The task → Word for word, restate every line of the listing that follows.
******************************
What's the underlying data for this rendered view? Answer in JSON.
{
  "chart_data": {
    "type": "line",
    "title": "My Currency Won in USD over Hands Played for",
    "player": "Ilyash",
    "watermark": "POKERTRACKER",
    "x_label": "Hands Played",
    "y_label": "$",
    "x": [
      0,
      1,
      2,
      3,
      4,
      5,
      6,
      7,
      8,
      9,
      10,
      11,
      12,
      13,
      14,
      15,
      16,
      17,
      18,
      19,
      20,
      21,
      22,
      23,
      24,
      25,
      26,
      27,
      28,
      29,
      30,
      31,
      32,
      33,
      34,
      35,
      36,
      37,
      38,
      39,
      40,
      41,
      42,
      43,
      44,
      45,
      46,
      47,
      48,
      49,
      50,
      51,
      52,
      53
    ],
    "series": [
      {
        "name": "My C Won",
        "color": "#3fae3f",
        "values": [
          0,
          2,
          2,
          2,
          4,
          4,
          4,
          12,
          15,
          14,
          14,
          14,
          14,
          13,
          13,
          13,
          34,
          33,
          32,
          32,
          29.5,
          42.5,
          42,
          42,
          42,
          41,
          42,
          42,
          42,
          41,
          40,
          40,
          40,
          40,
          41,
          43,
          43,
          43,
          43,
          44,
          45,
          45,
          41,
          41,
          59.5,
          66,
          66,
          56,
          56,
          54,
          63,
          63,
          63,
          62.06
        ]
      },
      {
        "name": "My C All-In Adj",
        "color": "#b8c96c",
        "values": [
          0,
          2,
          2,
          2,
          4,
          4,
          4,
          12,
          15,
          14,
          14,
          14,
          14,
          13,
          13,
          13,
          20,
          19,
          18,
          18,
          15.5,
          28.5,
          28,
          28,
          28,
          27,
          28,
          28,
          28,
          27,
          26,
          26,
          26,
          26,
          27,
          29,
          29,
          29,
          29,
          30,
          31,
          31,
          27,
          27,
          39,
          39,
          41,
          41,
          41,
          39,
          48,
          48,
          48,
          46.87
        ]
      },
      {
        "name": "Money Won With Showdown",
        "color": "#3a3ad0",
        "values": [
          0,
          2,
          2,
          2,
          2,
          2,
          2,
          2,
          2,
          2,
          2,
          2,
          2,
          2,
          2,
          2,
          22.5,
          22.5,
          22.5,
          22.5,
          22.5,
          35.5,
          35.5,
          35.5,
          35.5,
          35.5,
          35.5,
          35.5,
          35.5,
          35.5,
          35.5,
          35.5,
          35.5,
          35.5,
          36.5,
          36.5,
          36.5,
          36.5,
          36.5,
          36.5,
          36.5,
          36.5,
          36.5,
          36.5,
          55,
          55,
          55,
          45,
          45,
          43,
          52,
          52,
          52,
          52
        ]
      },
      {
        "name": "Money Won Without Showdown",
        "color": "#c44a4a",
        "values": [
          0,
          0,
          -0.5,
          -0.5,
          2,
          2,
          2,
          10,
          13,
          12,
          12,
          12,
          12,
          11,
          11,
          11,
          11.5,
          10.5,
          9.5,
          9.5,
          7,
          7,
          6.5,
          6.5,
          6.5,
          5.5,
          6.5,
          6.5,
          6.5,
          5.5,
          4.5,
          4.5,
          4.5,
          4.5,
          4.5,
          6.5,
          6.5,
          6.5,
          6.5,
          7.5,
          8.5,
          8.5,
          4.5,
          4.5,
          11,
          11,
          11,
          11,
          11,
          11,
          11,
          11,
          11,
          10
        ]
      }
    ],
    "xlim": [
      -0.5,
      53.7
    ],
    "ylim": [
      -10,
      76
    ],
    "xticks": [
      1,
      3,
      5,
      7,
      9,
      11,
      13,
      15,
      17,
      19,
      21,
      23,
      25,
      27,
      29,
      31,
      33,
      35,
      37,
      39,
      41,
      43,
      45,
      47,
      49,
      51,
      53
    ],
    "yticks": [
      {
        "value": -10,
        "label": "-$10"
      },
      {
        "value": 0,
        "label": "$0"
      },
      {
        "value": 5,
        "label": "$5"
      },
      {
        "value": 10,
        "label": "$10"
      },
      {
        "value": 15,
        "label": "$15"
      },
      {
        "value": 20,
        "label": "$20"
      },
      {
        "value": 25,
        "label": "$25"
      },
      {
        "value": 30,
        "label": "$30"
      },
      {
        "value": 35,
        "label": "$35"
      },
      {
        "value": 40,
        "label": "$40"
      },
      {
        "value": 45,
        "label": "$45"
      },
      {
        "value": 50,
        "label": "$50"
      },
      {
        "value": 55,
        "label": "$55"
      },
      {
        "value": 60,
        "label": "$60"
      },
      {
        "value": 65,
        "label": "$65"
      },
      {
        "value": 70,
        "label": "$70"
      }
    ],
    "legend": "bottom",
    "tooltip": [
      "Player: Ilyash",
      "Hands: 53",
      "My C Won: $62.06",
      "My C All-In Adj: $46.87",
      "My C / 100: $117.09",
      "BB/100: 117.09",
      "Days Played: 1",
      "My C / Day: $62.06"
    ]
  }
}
******************************
Solution →
What's the underlying data for this rendered view? Answer in JSON.
{
  "chart_data": {
    "type": "line",
    "title": "My Currency Won in USD over Hands Played for",
    "player": "Ilyash",
    "watermark": "POKERTRACKER",
    "x_label": "Hands Played",
    "y_label": "$",
    "x": [
      0,
      1,
      2,
      3,
      4,
      5,
      6,
      7,
      8,
      9,
      10,
      11,
      12,
      13,
      14,
      15,
      16,
      17,
      18,
      19,
      20,
      21,
      22,
      23,
      24,
      25,
      26,
      27,
      28,
      29,
      30,
      31,
      32,
      33,
      34,
      35,
      36,
      37,
      38,
      39,
      40,
      41,
      42,
      43,
      44,
      45,
      46,
      47,
      48,
      49,
      50,
      51,
      52,
      53
    ],
    "series": [
      {
        "name": "My C Won",
        "color": "#3fae3f",
        "values": [
          0,
          2,
          2,
          2,
          4,
          4,
          4,
          12,
          15,
          14,
          14,
          14,
          14,
          13,
          13,
          13,
          34,
          33,
          32,
          32,
          29.5,
          42.5,
          42,
          42,
          42,
          41,
          42,
          42,
          42,
          41,
          40,
          40,
          40,
          40,
          41,
          43,
          43,
          43,
          43,
          44,
          45,
          45,
          41,
          41,
          59.5,
          66,
          66,
          56,
          56,
          54,
          63,
          63,
          63,
          62.06
        ]
      },
      {
        "name": "My C All-In Adj",
        "color": "#b8c96c",
        "values": [
          0,
          2,
          2,
          2,
          4,
          4,
          4,
          12,
          15,
          14,
          14,
          14,
          14,
          13,
          13,
          13,
          20,
          19,
          18,
          18,
          15.5,
          28.5,
          28,
          28,
          28,
          27,
          28,
          28,
          28,
          27,
          26,
          26,
          26,
          26,
          27,
          29,
          29,
          29,
          29,
          30,
          31,
          31,
          27,
          27,
          39,
          39,
          41,
          41,
          41,
          39,
          48,
          48,
          48,
          46.87
        ]
      },
      {
        "name": "Money Won With Showdown",
        "color": "#3a3ad0",
        "values": [
          0,
          2,
          2,
          2,
          2,
          2,
          2,
          2,
          2,
          2,
          2,
          2,
          2,
          2,
          2,
          2,
          22.5,
          22.5,
          22.5,
          22.5,
          22.5,
          35.5,
          35.5,
          35.5,
          35.5,
          35.5,
          35.5,
          35.5,
          35.5,
          35.5,
          35.5,
          35.5,
          35.5,
          35.5,
          36.5,
          36.5,
          36.5,
          36.5,
          36.5,
          36.5,
          36.5,
          36.5,
          36.5,
          36.5,
          55,
          55,
          55,
          45,
          45,
          43,
          52,
          52,
          52,
          52
        ]
      },
      {
        "name": "Money Won Without Showdown",
        "color": "#c44a4a",
        "values": [
          0,
          0,
          -0.5,
          -0.5,
          2,
          2,
          2,
          10,
          13,
          12,
          12,
          12,
          12,
          11,
          11,
          11,
          11.5,
          10.5,
          9.5,
          9.5,
          7,
          7,
          6.5,
          6.5,
          6.5,
          5.5,
          6.5,
          6.5,
          6.5,
          5.5,
          4.5,
          4.5,
          4.5,
          4.5,
          4.5,
          6.5,
          6.5,
          6.5,
          6.5,
          7.5,
          8.5,
          8.5,
          4.5,
          4.5,
          11,
          11,
          11,
          11,
          11,
          11,
          11,
          11,
          11,
          10
        ]
      }
    ],
    "xlim": [
      -0.5,
      53.7
    ],
    "ylim": [
      -10,
      76
    ],
    "xticks": [
      1,
      3,
      5,
      7,
      9,
      11,
      13,
      15,
      17,
      19,
      21,
      23,
      25,
      27,
      29,
      31,
      33,
      35,
      37,
      39,
      41,
      43,
      45,
      47,
      49,
      51,
      53
    ],
    "yticks": [
      {
        "value": -10,
        "label": "-$10"
      },
      {
        "value": 0,
        "label": "$0"
      },
      {
        "value": 5,
        "label": "$5"
      },
      {
        "value": 10,
        "label": "$10"
      },
      {
        "value": 15,
        "label": "$15"
      },
      {
        "value": 20,
        "label": "$20"
      },
      {
        "value": 25,
        "label": "$25"
      },
      {
        "value": 30,
        "label": "$30"
      },
      {
        "value": 35,
        "label": "$35"
      },
      {
        "value": 40,
        "label": "$40"
      },
      {
        "value": 45,
        "label": "$45"
      },
      {
        "value": 50,
        "label": "$50"
      },
      {
        "value": 55,
        "label": "$55"
      },
      {
        "value": 60,
        "label": "$60"
      },
      {
        "value": 65,
        "label": "$65"
      },
      {
        "value": 70,
        "label": "$70"
      }
    ],
    "legend": "bottom",
    "tooltip": [
      "Player: Ilyash",
      "Hands: 53",
      "My C Won: $62.06",
      "My C All-In Adj: $46.87",
      "My C / 100: $117.09",
      "BB/100: 117.09",
      "Days Played: 1",
      "My C / Day: $62.06"
    ]
  }
}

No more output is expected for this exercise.